● 本文:
########

No.88 冷奴
京都の老舗のひとつ、たる源。寿司桶や御櫃、湯豆腐桶などが主な商品で、樽や桶を作り続けるお店だ。この小さな片手桶と猪口は、組ではなく別々に求めた物。桶は銅、猪口は銀の針金で締められている。9月とはいえまだ残暑の日に冷奴を盛った。塩でいただいても良いし、醤油なら別な小皿に。色の無い食材であっても木地のままの器はすぐ染みになるので気を使う。部分的に濡れると染みが出来るので、桶も猪口も使う前に全体を水に潜らせると染みになりにくく、綺麗に使うことが出来る。

########

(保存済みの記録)

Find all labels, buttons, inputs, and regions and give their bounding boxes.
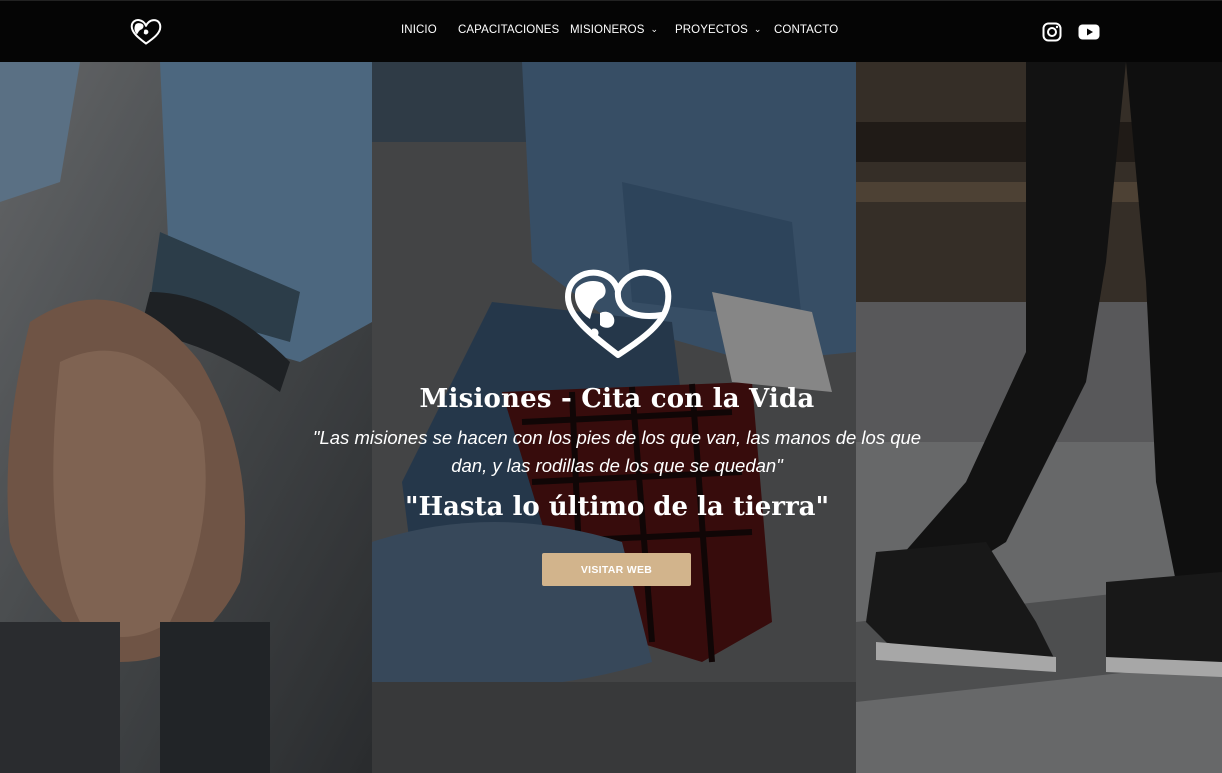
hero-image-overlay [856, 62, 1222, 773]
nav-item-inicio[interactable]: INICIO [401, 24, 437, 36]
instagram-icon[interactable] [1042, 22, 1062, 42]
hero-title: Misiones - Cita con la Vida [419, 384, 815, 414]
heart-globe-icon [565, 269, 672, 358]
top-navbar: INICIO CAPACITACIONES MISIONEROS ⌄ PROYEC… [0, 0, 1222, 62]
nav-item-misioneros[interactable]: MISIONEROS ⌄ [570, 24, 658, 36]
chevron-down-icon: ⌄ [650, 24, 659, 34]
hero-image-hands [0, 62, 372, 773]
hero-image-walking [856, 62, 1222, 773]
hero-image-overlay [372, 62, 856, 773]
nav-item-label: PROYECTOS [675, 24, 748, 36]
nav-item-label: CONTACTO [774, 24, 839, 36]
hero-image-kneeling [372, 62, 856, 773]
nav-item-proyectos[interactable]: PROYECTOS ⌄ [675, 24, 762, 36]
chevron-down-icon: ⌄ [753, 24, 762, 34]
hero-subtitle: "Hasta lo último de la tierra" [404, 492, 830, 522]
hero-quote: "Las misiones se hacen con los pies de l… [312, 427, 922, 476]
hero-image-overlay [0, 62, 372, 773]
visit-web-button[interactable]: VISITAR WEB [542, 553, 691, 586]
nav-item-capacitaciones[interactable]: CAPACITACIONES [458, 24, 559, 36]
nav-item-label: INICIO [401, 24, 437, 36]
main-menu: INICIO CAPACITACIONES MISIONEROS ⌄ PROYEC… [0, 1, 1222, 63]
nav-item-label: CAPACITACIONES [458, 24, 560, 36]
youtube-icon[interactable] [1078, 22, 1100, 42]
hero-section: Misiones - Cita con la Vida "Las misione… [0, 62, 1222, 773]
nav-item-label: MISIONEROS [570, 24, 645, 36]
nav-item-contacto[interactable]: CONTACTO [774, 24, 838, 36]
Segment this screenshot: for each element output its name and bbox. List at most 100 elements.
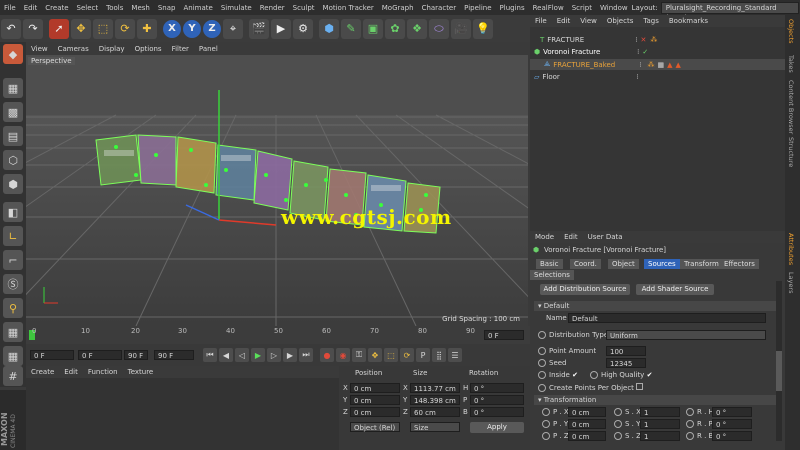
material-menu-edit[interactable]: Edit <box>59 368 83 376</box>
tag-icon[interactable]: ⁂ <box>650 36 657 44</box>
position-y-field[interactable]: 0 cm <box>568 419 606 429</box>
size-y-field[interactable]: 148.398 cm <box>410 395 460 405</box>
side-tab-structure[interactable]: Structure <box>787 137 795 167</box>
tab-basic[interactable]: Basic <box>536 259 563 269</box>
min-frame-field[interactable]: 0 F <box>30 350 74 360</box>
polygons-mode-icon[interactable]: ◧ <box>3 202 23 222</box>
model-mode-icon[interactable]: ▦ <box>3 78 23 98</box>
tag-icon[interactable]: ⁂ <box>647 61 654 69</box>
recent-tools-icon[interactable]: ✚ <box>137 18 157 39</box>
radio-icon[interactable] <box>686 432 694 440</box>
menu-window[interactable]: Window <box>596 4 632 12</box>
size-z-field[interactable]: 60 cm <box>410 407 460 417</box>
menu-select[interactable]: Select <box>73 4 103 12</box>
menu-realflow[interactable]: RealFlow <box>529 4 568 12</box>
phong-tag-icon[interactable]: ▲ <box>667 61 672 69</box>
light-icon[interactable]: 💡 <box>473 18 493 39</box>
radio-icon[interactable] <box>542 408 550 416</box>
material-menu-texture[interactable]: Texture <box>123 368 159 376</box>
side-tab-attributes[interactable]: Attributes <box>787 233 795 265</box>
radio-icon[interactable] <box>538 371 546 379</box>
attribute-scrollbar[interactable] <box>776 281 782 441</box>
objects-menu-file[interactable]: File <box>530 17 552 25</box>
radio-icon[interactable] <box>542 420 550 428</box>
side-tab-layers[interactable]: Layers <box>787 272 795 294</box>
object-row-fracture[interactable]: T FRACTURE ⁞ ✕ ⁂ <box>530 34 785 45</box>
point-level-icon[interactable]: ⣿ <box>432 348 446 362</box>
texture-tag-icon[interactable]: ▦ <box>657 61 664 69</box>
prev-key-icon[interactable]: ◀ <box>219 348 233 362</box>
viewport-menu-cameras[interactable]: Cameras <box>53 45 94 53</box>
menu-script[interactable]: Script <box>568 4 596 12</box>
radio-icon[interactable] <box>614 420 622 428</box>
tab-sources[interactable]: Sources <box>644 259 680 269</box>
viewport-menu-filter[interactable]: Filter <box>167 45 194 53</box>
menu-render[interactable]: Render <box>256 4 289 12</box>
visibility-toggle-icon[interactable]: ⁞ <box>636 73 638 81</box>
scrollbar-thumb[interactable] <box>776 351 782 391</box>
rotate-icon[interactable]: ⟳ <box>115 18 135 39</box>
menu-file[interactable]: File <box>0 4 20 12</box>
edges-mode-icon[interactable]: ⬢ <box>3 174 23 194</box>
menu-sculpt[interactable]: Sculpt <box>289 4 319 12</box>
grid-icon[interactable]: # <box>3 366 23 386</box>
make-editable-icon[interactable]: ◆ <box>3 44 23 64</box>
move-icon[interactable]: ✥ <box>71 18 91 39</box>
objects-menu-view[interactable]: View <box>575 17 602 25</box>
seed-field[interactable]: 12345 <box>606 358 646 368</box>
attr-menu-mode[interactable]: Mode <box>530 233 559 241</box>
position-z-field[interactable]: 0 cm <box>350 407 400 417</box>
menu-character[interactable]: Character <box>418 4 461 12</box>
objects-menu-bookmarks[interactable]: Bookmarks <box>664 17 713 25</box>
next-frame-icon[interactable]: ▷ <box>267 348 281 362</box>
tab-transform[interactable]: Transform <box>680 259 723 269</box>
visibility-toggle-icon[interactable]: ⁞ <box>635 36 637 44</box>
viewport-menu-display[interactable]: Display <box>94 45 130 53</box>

########

● 課題の要件:
冷奴の器を扱った本文にある「桶は銅、猪口は銀の針金で締められている。」という一文を英語に訳す。

● 課題の出力:
The pail is bound with copper wire, and the small cup with silver wire.